## begin

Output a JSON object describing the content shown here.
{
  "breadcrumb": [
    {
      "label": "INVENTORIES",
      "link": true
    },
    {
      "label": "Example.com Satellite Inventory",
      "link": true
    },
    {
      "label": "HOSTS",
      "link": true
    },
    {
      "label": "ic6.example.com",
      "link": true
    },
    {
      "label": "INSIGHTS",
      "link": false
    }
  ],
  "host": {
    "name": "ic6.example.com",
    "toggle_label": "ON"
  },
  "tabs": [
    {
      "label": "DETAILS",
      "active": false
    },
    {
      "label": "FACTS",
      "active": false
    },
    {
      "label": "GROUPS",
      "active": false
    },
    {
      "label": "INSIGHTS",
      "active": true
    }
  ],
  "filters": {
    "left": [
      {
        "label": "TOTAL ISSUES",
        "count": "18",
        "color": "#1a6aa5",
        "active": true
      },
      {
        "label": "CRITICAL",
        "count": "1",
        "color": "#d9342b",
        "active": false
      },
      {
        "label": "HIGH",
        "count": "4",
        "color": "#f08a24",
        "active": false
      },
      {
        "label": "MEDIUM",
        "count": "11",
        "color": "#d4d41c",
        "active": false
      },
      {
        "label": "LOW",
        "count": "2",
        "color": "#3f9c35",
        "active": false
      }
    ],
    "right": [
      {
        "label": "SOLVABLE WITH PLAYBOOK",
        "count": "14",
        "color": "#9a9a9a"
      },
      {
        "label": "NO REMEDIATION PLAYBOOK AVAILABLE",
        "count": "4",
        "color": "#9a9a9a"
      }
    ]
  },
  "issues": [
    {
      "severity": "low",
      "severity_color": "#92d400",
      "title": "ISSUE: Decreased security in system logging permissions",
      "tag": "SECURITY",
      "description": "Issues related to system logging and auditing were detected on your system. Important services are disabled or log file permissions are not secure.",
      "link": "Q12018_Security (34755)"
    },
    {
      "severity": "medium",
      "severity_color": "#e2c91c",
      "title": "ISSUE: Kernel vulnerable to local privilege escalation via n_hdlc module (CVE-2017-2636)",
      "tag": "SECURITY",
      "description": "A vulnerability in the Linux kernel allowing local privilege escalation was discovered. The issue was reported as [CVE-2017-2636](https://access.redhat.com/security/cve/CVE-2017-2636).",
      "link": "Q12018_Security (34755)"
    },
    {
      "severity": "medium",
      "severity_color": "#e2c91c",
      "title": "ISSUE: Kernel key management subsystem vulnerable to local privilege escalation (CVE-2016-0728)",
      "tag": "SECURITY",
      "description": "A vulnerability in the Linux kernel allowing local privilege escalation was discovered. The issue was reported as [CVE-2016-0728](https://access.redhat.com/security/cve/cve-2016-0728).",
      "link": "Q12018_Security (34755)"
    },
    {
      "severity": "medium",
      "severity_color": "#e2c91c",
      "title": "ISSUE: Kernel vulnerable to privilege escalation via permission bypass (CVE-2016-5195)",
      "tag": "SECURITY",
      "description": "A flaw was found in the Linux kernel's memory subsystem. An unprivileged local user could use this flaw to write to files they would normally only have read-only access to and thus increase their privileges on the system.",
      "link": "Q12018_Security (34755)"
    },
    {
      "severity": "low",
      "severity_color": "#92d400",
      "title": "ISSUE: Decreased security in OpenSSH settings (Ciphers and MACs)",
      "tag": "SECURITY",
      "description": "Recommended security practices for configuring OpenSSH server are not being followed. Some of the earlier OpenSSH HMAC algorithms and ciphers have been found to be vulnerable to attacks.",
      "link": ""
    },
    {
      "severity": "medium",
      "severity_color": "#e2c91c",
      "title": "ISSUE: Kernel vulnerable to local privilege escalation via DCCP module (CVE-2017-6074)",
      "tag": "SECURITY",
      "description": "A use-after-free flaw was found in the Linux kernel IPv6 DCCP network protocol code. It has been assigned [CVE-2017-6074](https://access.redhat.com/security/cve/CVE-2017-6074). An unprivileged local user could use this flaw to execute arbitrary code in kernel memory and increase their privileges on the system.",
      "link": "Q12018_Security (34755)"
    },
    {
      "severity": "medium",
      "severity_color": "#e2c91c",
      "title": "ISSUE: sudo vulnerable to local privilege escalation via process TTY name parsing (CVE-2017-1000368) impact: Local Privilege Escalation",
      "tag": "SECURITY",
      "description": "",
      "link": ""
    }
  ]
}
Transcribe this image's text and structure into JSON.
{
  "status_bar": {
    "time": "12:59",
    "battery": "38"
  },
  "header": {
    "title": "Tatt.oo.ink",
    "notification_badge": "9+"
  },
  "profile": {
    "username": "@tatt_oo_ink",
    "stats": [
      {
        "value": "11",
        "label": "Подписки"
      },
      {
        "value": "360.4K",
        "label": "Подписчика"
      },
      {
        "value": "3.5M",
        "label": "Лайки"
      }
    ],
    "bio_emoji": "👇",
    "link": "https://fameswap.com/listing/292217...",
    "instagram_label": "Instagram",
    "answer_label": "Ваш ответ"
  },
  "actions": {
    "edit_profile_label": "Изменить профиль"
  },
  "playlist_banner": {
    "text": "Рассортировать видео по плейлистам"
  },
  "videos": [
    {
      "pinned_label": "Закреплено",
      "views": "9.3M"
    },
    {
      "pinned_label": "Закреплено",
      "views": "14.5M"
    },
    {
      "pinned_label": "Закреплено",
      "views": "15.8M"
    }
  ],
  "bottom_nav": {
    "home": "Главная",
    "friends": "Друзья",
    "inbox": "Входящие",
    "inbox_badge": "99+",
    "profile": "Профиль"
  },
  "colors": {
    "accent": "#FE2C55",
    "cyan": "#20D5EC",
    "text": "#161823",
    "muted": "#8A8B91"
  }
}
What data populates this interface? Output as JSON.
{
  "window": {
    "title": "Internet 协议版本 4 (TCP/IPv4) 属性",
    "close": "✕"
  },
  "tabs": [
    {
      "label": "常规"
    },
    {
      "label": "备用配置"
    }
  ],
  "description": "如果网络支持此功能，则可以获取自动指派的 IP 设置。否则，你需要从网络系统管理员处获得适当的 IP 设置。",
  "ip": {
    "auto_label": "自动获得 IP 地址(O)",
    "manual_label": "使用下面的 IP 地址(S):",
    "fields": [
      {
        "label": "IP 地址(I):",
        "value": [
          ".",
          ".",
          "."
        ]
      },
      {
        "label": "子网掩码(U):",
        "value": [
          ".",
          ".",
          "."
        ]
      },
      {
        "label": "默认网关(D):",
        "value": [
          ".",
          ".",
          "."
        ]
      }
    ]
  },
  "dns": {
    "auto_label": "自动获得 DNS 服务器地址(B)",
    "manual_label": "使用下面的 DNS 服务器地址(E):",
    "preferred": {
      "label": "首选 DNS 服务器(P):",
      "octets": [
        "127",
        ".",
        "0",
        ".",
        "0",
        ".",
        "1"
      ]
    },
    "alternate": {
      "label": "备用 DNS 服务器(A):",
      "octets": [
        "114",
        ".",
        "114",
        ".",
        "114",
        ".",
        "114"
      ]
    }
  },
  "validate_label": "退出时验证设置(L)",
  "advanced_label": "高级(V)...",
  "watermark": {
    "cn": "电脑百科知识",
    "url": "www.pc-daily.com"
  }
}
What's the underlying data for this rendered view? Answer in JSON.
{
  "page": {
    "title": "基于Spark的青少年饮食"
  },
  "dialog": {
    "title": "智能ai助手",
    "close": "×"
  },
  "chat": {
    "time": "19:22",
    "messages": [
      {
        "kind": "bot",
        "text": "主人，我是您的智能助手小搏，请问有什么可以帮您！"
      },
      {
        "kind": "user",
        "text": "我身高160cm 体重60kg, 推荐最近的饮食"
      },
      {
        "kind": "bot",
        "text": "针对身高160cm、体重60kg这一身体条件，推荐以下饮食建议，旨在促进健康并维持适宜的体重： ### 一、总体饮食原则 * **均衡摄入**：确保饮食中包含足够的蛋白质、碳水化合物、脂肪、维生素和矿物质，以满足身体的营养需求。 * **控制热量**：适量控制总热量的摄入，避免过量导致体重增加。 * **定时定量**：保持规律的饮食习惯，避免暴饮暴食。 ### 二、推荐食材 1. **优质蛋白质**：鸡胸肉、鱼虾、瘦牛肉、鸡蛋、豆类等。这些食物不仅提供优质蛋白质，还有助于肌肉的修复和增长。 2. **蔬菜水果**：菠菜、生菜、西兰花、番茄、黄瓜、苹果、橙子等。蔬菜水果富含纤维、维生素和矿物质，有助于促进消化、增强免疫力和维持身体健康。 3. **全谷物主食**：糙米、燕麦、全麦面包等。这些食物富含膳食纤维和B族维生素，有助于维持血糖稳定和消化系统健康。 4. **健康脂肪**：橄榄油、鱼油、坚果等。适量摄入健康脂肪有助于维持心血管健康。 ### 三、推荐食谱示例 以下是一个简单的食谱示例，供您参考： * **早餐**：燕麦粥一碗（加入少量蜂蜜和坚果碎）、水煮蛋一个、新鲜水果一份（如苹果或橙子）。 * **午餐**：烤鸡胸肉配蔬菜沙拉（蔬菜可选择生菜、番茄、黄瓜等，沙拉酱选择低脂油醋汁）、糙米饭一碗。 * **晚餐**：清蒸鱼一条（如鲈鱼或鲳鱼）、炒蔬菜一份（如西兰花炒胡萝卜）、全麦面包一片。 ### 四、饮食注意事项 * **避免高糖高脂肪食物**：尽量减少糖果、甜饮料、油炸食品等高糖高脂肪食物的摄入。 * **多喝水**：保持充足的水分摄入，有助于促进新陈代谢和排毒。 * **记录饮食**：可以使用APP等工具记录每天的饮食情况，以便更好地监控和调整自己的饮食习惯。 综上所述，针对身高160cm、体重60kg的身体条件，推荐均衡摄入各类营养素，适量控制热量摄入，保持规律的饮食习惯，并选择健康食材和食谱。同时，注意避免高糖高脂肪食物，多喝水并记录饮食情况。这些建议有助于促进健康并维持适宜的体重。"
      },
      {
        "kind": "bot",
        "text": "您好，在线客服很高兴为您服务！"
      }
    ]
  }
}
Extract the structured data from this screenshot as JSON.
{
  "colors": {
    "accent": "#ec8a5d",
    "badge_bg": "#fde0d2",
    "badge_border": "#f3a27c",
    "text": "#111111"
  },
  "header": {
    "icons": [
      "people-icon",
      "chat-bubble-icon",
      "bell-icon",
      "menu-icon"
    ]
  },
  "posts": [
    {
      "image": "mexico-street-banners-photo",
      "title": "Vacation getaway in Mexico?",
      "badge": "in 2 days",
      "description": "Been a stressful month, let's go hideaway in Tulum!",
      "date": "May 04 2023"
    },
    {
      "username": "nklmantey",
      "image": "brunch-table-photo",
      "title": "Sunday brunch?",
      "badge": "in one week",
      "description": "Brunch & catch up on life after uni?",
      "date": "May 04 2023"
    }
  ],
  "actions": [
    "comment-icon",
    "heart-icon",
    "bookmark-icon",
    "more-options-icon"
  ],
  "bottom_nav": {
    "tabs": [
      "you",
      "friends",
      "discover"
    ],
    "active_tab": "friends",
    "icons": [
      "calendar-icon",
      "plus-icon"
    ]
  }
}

## end

• Requirements
Tally up how many lines in the preceding listing contain the word "服务器地址". Give nothing but the number.

• Solution to this task
2